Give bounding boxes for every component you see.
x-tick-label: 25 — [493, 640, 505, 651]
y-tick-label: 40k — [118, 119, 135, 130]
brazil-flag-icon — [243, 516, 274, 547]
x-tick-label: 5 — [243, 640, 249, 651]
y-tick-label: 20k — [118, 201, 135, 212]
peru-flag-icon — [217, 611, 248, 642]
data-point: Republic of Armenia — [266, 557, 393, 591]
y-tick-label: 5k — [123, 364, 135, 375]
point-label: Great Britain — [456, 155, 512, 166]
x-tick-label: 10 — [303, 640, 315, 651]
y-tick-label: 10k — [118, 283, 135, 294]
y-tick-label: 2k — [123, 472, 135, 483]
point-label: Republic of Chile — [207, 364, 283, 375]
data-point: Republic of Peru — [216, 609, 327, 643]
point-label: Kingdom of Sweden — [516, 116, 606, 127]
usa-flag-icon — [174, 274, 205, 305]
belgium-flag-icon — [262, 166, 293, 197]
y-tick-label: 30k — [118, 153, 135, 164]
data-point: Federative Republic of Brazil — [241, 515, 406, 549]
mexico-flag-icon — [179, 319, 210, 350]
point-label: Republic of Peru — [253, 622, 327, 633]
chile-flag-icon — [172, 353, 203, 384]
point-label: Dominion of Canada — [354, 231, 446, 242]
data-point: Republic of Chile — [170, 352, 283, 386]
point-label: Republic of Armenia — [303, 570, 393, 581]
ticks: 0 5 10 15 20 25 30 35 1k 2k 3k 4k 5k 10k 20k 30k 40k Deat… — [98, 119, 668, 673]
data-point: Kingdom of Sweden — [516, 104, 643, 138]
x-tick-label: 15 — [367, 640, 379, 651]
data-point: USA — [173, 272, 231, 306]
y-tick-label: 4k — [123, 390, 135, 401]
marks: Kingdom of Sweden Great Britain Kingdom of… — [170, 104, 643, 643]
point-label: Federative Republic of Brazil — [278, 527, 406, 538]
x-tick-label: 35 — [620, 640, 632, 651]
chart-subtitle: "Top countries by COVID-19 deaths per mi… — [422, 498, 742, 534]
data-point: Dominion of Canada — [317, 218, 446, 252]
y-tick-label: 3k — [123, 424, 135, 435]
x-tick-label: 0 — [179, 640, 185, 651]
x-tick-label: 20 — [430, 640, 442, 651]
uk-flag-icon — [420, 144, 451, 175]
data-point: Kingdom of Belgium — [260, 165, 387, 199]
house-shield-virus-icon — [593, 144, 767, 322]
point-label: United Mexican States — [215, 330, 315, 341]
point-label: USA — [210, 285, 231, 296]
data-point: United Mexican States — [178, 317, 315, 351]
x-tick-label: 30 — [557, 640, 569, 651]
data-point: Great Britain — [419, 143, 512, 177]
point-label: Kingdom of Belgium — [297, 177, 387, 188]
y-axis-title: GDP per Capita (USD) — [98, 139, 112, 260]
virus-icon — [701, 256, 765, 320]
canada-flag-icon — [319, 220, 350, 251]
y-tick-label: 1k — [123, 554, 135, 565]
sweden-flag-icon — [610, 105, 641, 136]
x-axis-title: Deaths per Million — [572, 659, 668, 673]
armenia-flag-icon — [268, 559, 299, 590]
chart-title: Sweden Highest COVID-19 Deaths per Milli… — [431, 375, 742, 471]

+ + + +

Your task is to transcribe the material, which must come out exactly as written.

(Answer):
Give bounding boxes for every component you see.
x-tick-label: 25 — [493, 640, 505, 651]
y-tick-label: 40k — [118, 119, 135, 130]
brazil-flag-icon — [243, 516, 274, 547]
x-tick-label: 5 — [243, 640, 249, 651]
y-tick-label: 20k — [118, 201, 135, 212]
peru-flag-icon — [217, 611, 248, 642]
data-point: Republic of Armenia — [266, 557, 393, 591]
y-tick-label: 5k — [123, 364, 135, 375]
point-label: Great Britain — [456, 155, 512, 166]
x-tick-label: 10 — [303, 640, 315, 651]
y-tick-label: 10k — [118, 283, 135, 294]
y-tick-label: 2k — [123, 472, 135, 483]
point-label: Republic of Chile — [207, 364, 283, 375]
data-point: Republic of Peru — [216, 609, 327, 643]
point-label: Kingdom of Sweden — [516, 116, 606, 127]
usa-flag-icon — [174, 274, 205, 305]
belgium-flag-icon — [262, 166, 293, 197]
y-tick-label: 30k — [118, 153, 135, 164]
data-point: Federative Republic of Brazil — [241, 515, 406, 549]
mexico-flag-icon — [179, 319, 210, 350]
point-label: Republic of Peru — [253, 622, 327, 633]
chile-flag-icon — [172, 353, 203, 384]
point-label: Dominion of Canada — [354, 231, 446, 242]
data-point: Republic of Chile — [170, 352, 283, 386]
point-label: Republic of Armenia — [303, 570, 393, 581]
ticks: 0 5 10 15 20 25 30 35 1k 2k 3k 4k 5k 10k 20k 30k 40k Deat… — [98, 119, 668, 673]
data-point: Kingdom of Sweden — [516, 104, 643, 138]
x-tick-label: 15 — [367, 640, 379, 651]
data-point: USA — [173, 272, 231, 306]
y-tick-label: 4k — [123, 390, 135, 401]
marks: Kingdom of Sweden Great Britain Kingdom of… — [170, 104, 643, 643]
point-label: Federative Republic of Brazil — [278, 527, 406, 538]
x-tick-label: 35 — [620, 640, 632, 651]
chart-subtitle: "Top countries by COVID-19 deaths per mi… — [422, 498, 742, 534]
data-point: Dominion of Canada — [317, 218, 446, 252]
y-tick-label: 3k — [123, 424, 135, 435]
x-tick-label: 0 — [179, 640, 185, 651]
x-tick-label: 20 — [430, 640, 442, 651]
uk-flag-icon — [420, 144, 451, 175]
data-point: Kingdom of Belgium — [260, 165, 387, 199]
house-shield-virus-icon — [593, 144, 767, 322]
point-label: United Mexican States — [215, 330, 315, 341]
point-label: USA — [210, 285, 231, 296]
data-point: United Mexican States — [178, 317, 315, 351]
x-tick-label: 30 — [557, 640, 569, 651]
data-point: Great Britain — [419, 143, 512, 177]
point-label: Kingdom of Belgium — [297, 177, 387, 188]
y-axis-title: GDP per Capita (USD) — [98, 139, 112, 260]
virus-icon — [701, 256, 765, 320]
canada-flag-icon — [319, 220, 350, 251]
y-tick-label: 1k — [123, 554, 135, 565]
sweden-flag-icon — [610, 105, 641, 136]
x-axis-title: Deaths per Million — [572, 659, 668, 673]
armenia-flag-icon — [268, 559, 299, 590]
chart-title: Sweden Highest COVID-19 Deaths per Milli… — [431, 375, 742, 471]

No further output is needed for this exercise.